- [Exercise]:
Go through the material and pull out every line with the string "title" in it.

- [Data provided]:
================================

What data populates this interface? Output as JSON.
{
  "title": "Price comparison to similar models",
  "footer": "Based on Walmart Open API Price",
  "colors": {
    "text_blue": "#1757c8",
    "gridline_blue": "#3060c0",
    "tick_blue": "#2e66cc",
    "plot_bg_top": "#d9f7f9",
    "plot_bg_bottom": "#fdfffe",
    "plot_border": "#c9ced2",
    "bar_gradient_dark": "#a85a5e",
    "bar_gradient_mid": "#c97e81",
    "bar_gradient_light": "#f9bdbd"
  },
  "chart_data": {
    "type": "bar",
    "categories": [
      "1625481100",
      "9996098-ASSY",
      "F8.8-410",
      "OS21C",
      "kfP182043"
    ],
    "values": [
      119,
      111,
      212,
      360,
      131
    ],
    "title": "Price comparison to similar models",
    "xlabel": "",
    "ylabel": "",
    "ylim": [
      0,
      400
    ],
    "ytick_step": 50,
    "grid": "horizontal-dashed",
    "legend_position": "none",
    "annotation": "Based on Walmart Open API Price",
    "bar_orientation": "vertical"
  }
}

================================

- [Output below]:
  "title": "Price comparison to similar models",
    "title": "Price comparison to similar models",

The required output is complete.